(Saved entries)
====================

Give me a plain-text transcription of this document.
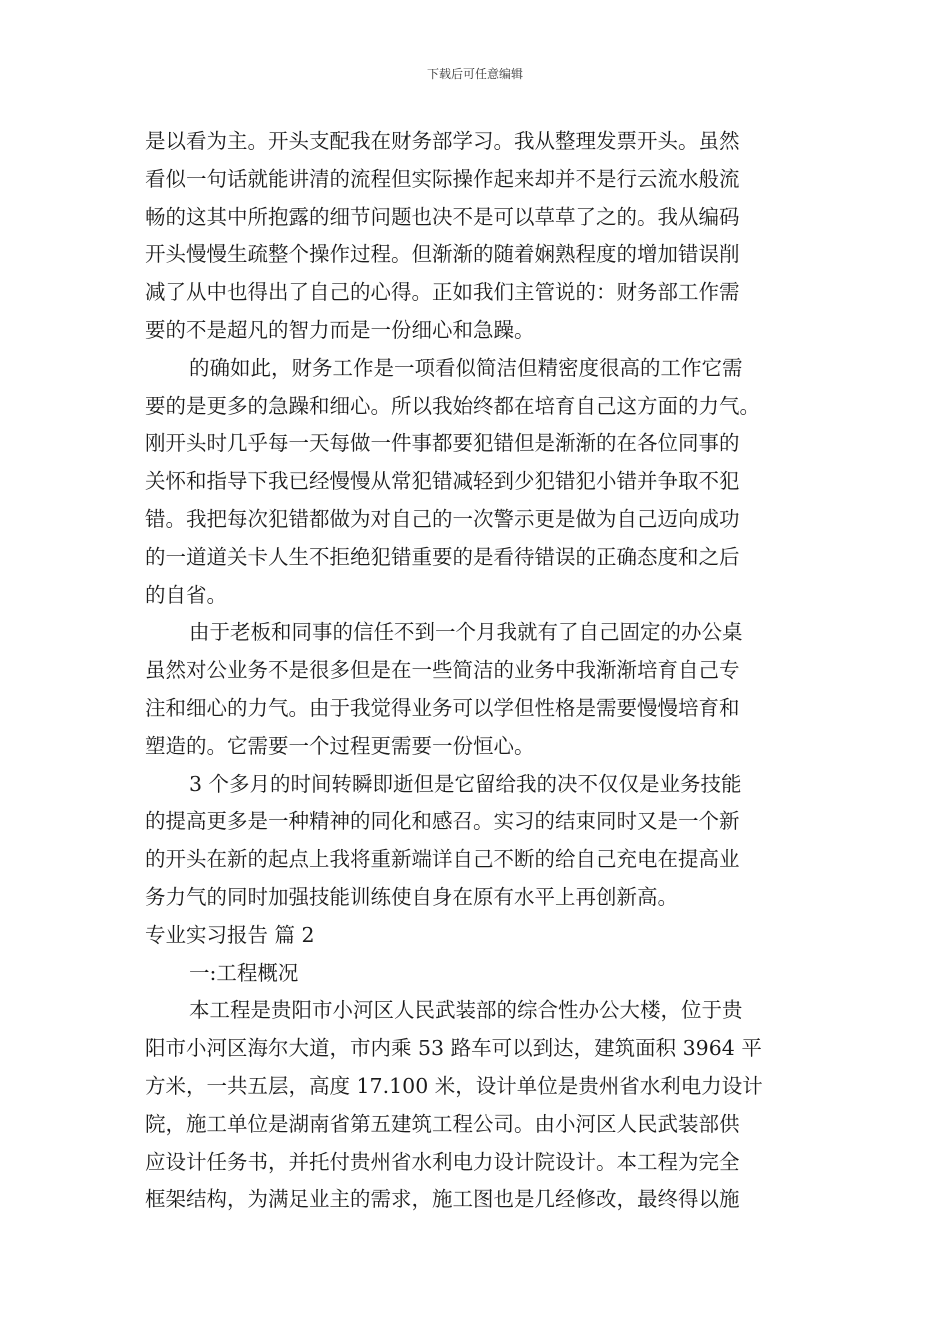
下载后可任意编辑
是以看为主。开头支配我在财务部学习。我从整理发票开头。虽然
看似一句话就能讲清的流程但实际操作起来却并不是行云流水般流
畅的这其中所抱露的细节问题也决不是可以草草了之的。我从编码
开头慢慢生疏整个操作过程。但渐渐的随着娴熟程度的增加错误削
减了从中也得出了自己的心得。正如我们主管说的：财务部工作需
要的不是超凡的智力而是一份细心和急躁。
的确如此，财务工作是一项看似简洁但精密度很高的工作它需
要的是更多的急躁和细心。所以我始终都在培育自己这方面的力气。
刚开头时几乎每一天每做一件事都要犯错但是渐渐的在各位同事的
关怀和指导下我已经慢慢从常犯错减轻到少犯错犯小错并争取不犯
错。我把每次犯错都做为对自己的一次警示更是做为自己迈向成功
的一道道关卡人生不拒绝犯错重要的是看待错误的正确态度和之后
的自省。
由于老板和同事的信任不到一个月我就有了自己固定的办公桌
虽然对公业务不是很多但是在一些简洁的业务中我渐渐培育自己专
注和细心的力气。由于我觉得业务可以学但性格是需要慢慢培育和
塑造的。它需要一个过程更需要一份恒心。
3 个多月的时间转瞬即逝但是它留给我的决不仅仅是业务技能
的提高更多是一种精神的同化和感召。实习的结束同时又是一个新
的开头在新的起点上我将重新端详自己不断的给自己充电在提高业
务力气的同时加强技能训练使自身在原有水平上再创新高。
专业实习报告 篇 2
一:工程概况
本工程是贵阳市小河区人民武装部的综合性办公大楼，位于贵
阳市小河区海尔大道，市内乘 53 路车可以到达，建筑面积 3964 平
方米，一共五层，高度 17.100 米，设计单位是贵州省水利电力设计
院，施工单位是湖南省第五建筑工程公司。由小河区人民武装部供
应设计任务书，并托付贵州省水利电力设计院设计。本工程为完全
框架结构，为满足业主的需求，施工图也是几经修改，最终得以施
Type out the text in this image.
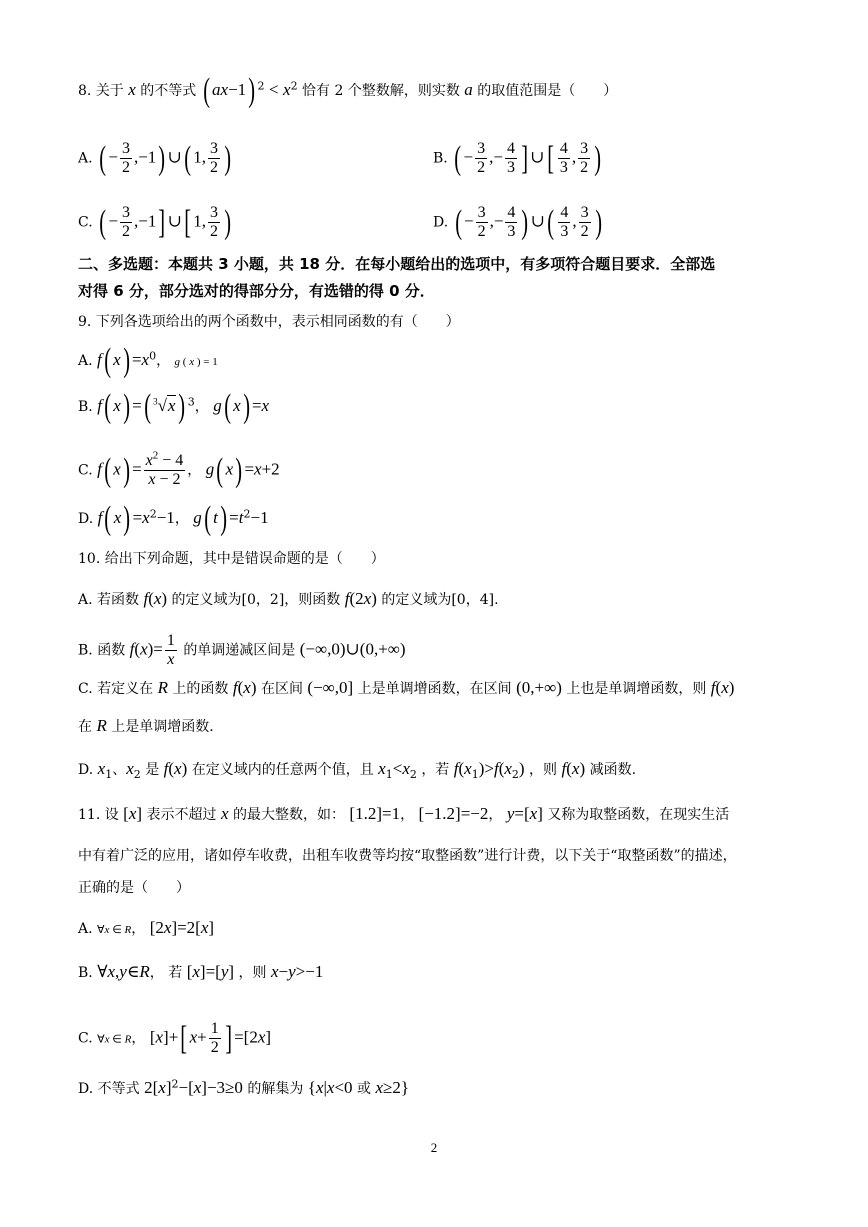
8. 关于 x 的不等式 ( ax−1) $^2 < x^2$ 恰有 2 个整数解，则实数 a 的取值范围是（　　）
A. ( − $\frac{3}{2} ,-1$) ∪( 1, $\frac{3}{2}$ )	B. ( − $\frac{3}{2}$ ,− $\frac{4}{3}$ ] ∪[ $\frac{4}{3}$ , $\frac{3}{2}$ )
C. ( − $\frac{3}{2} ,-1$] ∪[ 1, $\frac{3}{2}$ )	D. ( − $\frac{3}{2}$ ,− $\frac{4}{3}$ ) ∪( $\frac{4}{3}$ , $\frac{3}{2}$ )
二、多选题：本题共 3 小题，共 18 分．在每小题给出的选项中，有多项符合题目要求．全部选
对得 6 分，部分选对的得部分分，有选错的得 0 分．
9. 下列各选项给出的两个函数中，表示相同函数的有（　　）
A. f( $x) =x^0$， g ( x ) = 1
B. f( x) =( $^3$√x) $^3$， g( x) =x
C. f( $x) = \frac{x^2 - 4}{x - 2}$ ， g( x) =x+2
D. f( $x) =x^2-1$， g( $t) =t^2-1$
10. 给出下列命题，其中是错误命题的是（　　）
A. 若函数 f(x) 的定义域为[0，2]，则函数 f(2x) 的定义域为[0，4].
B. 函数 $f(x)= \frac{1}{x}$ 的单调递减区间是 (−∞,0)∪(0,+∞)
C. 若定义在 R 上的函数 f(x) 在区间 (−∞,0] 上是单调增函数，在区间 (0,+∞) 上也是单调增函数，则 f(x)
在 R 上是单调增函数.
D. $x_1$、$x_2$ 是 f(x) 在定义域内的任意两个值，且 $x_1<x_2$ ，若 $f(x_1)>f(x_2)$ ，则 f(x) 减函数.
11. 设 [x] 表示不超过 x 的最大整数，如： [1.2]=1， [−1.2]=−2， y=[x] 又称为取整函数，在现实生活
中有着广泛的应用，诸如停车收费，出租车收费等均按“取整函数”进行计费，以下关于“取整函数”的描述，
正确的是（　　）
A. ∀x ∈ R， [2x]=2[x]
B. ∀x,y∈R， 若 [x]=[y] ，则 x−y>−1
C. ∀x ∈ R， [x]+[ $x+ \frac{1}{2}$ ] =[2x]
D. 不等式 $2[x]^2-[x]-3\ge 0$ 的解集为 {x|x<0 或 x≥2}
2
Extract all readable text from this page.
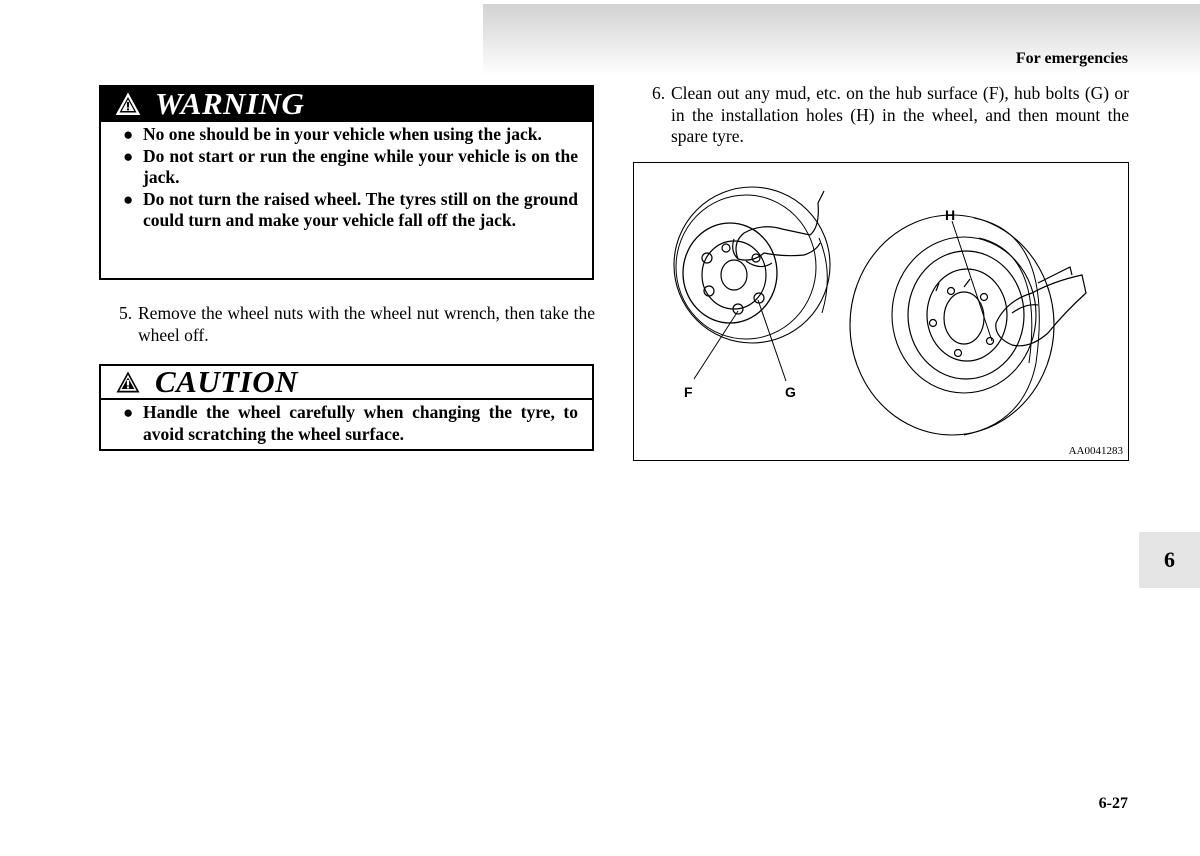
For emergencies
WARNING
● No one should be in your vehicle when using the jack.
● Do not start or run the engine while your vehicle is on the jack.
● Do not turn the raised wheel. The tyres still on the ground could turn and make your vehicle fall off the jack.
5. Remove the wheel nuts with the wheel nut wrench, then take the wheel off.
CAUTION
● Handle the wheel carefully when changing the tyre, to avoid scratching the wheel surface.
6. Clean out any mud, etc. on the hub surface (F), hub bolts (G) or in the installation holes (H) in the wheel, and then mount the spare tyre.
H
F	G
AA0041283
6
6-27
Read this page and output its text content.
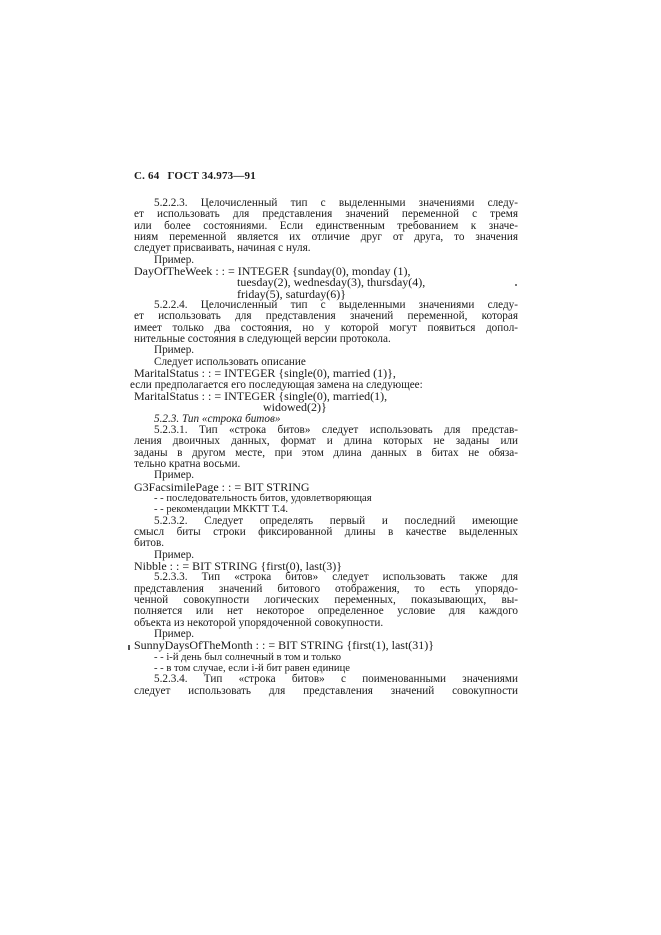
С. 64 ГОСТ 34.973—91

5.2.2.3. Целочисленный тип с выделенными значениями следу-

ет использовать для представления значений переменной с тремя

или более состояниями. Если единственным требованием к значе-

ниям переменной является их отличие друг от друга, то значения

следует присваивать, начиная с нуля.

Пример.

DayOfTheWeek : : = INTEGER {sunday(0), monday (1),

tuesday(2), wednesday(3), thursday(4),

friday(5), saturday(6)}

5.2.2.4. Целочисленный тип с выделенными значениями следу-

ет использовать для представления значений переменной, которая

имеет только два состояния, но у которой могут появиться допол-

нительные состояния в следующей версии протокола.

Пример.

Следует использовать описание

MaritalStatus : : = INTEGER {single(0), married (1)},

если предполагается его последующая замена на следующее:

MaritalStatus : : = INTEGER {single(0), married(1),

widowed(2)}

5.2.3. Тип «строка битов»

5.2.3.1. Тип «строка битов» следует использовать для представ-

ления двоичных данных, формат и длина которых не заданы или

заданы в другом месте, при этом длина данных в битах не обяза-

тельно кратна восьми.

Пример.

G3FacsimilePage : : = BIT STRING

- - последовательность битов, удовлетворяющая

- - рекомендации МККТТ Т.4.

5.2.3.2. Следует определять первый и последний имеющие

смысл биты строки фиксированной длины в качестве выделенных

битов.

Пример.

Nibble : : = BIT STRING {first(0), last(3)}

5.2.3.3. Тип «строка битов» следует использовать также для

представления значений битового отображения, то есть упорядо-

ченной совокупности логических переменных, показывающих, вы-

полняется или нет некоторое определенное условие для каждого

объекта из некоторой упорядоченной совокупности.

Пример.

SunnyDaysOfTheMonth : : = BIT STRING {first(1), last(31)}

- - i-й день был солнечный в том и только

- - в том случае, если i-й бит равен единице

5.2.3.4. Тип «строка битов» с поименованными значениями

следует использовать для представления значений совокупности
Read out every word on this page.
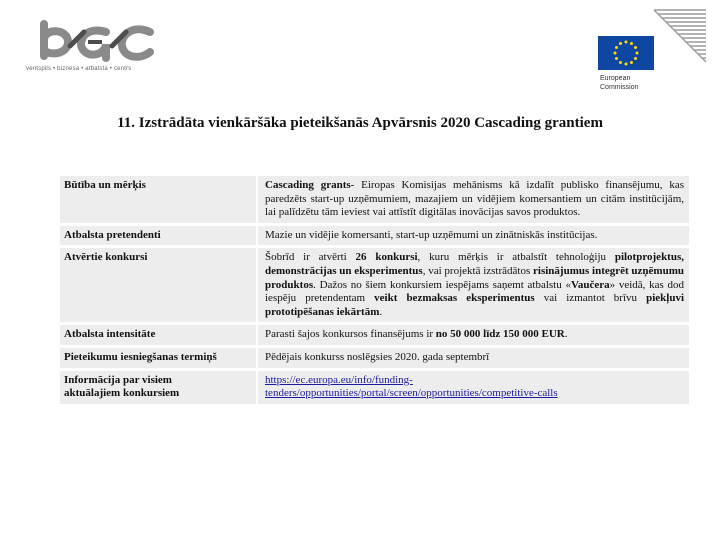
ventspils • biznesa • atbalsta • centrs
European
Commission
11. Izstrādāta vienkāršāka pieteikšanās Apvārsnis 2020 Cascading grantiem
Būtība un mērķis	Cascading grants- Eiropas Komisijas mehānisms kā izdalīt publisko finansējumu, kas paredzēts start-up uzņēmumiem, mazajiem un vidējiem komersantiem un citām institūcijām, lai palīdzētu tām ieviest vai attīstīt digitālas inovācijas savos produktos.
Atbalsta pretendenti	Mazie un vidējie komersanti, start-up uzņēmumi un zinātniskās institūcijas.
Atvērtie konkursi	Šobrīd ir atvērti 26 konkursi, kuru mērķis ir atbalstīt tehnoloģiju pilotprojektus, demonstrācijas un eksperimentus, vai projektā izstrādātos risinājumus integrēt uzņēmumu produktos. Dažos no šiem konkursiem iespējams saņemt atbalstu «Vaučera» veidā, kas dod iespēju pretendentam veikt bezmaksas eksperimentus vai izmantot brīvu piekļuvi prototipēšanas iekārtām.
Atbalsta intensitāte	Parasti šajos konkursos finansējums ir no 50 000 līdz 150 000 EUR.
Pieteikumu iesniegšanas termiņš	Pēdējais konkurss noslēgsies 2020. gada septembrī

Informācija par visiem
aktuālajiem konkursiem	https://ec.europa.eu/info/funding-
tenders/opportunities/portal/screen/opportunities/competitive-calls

====================

• [Written instruction] Where a line in the entries holds the word "совокупности", copy that line.

• [Completed exercise]
ченной совокупности логических переменных, показывающих, вы-
объекта из некоторой упорядоченной совокупности.
следует использовать для представления значений совокупности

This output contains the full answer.